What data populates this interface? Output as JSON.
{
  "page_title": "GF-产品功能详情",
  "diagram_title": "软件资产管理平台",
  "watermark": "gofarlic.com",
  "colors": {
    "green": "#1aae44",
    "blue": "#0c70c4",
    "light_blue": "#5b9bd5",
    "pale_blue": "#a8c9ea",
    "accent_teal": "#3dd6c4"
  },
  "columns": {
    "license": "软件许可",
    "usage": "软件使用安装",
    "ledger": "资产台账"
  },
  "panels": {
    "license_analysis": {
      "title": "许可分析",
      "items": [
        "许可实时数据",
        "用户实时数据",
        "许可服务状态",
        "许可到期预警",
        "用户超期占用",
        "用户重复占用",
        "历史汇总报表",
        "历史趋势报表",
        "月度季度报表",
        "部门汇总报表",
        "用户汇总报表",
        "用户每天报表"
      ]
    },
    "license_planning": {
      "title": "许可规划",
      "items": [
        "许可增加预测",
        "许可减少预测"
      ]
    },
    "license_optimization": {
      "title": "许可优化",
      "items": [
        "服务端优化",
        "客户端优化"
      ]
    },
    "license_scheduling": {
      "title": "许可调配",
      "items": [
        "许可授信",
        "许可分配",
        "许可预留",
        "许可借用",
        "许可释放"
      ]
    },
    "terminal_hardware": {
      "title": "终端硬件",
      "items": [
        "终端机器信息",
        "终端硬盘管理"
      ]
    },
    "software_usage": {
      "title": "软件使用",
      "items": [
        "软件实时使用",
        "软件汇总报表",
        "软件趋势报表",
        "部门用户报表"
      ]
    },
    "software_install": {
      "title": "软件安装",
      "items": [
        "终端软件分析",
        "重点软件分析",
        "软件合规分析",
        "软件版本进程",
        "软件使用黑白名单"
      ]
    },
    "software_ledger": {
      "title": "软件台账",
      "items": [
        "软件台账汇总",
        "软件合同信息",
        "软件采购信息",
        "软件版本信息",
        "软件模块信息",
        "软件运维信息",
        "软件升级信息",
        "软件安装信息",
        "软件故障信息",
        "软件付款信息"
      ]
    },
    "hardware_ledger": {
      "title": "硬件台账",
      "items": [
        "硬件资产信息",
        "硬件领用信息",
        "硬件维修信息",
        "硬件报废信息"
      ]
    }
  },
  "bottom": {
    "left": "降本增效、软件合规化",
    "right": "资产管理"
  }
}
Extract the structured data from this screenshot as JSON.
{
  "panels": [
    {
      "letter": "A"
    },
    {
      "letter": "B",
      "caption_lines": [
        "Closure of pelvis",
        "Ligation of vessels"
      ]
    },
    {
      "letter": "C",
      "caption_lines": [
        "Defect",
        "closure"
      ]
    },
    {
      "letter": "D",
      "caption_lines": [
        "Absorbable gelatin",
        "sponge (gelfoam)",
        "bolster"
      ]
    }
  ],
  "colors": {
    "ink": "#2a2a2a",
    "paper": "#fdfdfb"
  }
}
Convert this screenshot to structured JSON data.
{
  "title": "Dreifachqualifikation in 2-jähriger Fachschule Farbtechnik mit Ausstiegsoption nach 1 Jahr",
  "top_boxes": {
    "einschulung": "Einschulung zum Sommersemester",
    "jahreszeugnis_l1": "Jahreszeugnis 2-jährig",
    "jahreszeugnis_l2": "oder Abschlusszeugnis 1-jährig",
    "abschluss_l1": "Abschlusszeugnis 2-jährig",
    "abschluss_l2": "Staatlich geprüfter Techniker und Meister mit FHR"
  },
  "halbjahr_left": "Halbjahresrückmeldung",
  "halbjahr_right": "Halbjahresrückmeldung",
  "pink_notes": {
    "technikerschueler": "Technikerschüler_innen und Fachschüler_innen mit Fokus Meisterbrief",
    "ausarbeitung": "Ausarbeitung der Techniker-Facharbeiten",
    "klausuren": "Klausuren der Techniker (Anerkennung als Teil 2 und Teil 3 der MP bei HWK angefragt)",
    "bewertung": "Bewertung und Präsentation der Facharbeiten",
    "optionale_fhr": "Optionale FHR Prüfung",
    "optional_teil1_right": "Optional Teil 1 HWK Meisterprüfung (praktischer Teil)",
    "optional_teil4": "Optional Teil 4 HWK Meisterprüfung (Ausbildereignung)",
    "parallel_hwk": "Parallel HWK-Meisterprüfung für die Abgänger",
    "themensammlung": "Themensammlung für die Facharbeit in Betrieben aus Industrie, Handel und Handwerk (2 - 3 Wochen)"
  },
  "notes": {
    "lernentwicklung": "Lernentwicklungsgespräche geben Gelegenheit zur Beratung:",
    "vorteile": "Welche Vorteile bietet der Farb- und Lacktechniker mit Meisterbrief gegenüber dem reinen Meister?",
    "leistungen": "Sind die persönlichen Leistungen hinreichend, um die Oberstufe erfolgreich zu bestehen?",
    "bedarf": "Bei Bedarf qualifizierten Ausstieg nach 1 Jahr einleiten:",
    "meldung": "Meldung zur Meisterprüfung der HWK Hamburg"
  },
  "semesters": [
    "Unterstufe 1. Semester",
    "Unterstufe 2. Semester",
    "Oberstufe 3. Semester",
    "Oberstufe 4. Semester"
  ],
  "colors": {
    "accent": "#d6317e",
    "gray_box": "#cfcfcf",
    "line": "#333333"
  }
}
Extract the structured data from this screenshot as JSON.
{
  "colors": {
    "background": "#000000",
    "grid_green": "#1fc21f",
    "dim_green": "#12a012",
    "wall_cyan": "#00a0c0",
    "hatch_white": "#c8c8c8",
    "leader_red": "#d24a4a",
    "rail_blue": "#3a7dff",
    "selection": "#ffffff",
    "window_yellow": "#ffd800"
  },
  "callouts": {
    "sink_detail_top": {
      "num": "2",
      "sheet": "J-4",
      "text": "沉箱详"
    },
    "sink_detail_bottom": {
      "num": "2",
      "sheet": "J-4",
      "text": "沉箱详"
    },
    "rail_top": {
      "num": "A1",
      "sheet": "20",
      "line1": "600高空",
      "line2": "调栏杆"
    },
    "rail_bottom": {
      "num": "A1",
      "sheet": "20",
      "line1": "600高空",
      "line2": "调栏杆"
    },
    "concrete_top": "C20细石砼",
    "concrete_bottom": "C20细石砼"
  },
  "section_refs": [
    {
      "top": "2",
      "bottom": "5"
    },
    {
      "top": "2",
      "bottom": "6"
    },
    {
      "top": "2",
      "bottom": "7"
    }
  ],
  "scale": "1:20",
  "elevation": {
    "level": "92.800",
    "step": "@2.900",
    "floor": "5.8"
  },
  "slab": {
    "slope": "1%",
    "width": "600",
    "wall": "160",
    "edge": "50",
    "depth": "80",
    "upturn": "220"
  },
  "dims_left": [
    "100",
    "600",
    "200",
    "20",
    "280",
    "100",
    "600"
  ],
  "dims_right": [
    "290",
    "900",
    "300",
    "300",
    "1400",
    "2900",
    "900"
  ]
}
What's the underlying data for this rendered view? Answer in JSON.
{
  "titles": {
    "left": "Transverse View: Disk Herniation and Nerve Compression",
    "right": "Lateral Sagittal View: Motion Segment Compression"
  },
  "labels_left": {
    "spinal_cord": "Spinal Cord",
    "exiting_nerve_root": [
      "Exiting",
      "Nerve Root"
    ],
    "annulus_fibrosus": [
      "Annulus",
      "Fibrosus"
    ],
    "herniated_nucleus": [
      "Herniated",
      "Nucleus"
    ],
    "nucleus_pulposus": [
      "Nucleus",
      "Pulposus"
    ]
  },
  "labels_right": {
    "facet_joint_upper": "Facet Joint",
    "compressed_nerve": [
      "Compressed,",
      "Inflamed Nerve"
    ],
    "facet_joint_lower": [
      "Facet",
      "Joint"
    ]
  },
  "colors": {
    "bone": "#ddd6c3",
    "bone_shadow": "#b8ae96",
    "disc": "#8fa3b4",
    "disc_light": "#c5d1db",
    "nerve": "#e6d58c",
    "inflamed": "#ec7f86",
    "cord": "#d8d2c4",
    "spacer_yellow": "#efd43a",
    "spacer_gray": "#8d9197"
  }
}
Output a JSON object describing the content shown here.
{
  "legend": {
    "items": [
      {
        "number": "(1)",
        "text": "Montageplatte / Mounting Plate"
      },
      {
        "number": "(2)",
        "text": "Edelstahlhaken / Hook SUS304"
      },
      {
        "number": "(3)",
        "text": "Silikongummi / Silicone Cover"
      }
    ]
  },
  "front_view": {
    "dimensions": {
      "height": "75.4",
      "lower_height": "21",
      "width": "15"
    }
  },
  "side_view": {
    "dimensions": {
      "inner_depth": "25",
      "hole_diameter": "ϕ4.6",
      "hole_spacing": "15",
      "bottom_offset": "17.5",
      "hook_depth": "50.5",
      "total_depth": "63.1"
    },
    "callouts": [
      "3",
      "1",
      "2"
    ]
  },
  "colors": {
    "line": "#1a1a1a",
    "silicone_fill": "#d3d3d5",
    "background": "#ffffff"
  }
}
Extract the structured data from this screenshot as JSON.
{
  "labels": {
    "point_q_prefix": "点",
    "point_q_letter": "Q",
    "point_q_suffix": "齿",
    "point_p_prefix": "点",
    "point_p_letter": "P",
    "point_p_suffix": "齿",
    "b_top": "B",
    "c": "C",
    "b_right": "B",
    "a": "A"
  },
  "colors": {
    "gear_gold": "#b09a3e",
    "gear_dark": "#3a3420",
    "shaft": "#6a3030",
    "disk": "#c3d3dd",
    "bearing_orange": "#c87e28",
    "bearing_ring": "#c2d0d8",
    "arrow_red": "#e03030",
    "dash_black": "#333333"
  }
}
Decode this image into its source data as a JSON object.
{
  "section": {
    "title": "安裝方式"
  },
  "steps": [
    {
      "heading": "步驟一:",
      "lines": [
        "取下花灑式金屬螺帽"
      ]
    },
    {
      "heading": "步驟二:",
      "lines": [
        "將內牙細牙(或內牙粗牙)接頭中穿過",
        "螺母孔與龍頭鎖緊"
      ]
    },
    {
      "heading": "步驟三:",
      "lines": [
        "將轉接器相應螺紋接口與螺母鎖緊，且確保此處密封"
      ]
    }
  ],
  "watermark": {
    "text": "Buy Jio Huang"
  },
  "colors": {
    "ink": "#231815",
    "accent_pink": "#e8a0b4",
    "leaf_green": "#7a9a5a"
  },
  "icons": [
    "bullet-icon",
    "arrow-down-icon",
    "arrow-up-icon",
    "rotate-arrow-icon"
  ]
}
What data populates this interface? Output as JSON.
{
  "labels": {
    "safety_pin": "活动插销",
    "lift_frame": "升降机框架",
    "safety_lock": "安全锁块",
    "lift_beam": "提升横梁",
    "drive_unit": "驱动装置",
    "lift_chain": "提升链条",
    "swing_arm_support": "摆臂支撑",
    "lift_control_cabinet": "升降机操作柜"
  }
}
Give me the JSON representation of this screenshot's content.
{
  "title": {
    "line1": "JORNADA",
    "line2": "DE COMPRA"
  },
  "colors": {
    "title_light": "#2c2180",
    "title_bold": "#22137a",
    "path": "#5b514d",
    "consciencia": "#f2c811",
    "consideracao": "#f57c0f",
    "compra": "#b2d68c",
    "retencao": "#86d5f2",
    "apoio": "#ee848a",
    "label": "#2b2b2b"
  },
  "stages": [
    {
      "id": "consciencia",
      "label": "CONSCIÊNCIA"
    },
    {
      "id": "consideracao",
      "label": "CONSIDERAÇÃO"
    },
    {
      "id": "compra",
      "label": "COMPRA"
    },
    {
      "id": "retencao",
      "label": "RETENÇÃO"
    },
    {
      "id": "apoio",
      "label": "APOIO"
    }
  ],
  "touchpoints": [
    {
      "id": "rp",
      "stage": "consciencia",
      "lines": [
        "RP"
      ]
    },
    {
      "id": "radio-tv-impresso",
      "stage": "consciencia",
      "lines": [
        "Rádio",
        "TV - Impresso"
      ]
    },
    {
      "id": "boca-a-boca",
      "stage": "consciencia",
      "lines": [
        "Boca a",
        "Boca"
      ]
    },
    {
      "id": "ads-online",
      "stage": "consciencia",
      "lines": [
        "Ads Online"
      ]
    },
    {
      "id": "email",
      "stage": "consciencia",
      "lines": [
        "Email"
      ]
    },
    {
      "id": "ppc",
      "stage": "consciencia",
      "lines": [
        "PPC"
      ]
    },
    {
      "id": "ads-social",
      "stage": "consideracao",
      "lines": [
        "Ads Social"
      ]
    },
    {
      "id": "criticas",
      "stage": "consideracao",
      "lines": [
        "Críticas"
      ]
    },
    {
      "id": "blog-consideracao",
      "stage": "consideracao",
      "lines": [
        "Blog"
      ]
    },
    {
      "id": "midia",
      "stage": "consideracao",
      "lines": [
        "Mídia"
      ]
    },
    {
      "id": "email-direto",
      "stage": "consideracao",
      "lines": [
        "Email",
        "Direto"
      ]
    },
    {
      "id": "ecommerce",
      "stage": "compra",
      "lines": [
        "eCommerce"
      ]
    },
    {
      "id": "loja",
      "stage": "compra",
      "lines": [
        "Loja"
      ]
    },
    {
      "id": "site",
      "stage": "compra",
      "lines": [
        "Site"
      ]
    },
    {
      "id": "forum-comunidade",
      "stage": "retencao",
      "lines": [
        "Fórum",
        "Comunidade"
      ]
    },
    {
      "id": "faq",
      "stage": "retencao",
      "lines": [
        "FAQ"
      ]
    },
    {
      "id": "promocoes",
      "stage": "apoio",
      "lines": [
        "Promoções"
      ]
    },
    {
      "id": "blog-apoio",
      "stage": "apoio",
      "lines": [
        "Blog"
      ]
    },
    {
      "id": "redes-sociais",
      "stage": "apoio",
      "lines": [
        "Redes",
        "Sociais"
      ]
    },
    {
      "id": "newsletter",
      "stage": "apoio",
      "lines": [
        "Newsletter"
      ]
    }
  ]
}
-- -- --
Exercise requirements: Each line that contains the string "Abschlusszeugnis" counts once; say how many there are and nothing else.

Worked answer: 2